Instructions for the task: Every entry must be given again exactly.

.....

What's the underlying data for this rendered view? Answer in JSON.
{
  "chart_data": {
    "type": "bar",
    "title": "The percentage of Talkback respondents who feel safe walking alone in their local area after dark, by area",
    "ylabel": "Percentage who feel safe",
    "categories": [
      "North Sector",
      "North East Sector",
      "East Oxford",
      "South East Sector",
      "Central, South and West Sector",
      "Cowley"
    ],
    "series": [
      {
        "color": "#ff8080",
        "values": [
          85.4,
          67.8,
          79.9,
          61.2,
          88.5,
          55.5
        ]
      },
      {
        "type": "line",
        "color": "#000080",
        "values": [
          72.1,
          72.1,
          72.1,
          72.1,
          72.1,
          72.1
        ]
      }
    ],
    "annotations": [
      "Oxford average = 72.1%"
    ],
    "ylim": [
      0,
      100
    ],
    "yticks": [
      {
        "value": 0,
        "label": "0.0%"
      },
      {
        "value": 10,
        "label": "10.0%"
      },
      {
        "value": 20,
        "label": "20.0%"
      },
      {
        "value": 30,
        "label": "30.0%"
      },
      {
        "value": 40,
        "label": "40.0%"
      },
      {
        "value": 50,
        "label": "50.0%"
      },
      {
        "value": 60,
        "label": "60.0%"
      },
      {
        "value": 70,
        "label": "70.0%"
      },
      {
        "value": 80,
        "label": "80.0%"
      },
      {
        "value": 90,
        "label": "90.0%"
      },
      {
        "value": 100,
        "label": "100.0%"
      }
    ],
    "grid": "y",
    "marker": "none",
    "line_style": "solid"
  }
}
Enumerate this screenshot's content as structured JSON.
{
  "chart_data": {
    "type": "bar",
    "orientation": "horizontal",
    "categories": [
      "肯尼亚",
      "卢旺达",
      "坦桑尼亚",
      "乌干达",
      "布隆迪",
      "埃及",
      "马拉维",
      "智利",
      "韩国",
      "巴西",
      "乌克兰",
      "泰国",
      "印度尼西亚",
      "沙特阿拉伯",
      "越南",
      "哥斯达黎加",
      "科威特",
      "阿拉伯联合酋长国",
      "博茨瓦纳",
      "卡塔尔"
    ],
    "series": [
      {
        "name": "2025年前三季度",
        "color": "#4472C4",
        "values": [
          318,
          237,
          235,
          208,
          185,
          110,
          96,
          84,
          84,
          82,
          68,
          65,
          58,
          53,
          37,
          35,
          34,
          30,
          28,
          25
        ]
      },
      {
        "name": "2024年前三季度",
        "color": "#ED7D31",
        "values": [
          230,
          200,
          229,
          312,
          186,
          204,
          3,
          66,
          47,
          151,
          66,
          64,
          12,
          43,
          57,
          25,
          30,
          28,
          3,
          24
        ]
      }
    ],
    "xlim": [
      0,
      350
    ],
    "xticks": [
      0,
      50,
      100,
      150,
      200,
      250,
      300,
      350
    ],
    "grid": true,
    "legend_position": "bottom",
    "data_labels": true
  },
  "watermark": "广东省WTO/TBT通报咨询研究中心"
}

.....

Reply to the task:
What's the underlying data for this rendered view? Answer in JSON.
{
  "chart_data": {
    "type": "bar",
    "title": "The percentage of Talkback respondents who feel safe walking alone in their local area after dark, by area",
    "ylabel": "Percentage who feel safe",
    "categories": [
      "North Sector",
      "North East Sector",
      "East Oxford",
      "South East Sector",
      "Central, South and West Sector",
      "Cowley"
    ],
    "series": [
      {
        "color": "#ff8080",
        "values": [
          85.4,
          67.8,
          79.9,
          61.2,
          88.5,
          55.5
        ]
      },
      {
        "type": "line",
        "color": "#000080",
        "values": [
          72.1,
          72.1,
          72.1,
          72.1,
          72.1,
          72.1
        ]
      }
    ],
    "annotations": [
      "Oxford average = 72.1%"
    ],
    "ylim": [
      0,
      100
    ],
    "yticks": [
      {
        "value": 0,
        "label": "0.0%"
      },
      {
        "value": 10,
        "label": "10.0%"
      },
      {
        "value": 20,
        "label": "20.0%"
      },
      {
        "value": 30,
        "label": "30.0%"
      },
      {
        "value": 40,
        "label": "40.0%"
      },
      {
        "value": 50,
        "label": "50.0%"
      },
      {
        "value": 60,
        "label": "60.0%"
      },
      {
        "value": 70,
        "label": "70.0%"
      },
      {
        "value": 80,
        "label": "80.0%"
      },
      {
        "value": 90,
        "label": "90.0%"
      },
      {
        "value": 100,
        "label": "100.0%"
      }
    ],
    "grid": "y",
    "marker": "none",
    "line_style": "solid"
  }
}
Enumerate this screenshot's content as structured JSON.
{
  "chart_data": {
    "type": "bar",
    "orientation": "horizontal",
    "categories": [
      "肯尼亚",
      "卢旺达",
      "坦桑尼亚",
      "乌干达",
      "布隆迪",
      "埃及",
      "马拉维",
      "智利",
      "韩国",
      "巴西",
      "乌克兰",
      "泰国",
      "印度尼西亚",
      "沙特阿拉伯",
      "越南",
      "哥斯达黎加",
      "科威特",
      "阿拉伯联合酋长国",
      "博茨瓦纳",
      "卡塔尔"
    ],
    "series": [
      {
        "name": "2025年前三季度",
        "color": "#4472C4",
        "values": [
          318,
          237,
          235,
          208,
          185,
          110,
          96,
          84,
          84,
          82,
          68,
          65,
          58,
          53,
          37,
          35,
          34,
          30,
          28,
          25
        ]
      },
      {
        "name": "2024年前三季度",
        "color": "#ED7D31",
        "values": [
          230,
          200,
          229,
          312,
          186,
          204,
          3,
          66,
          47,
          151,
          66,
          64,
          12,
          43,
          57,
          25,
          30,
          28,
          3,
          24
        ]
      }
    ],
    "xlim": [
      0,
      350
    ],
    "xticks": [
      0,
      50,
      100,
      150,
      200,
      250,
      300,
      350
    ],
    "grid": true,
    "legend_position": "bottom",
    "data_labels": true
  },
  "watermark": "广东省WTO/TBT通报咨询研究中心"
}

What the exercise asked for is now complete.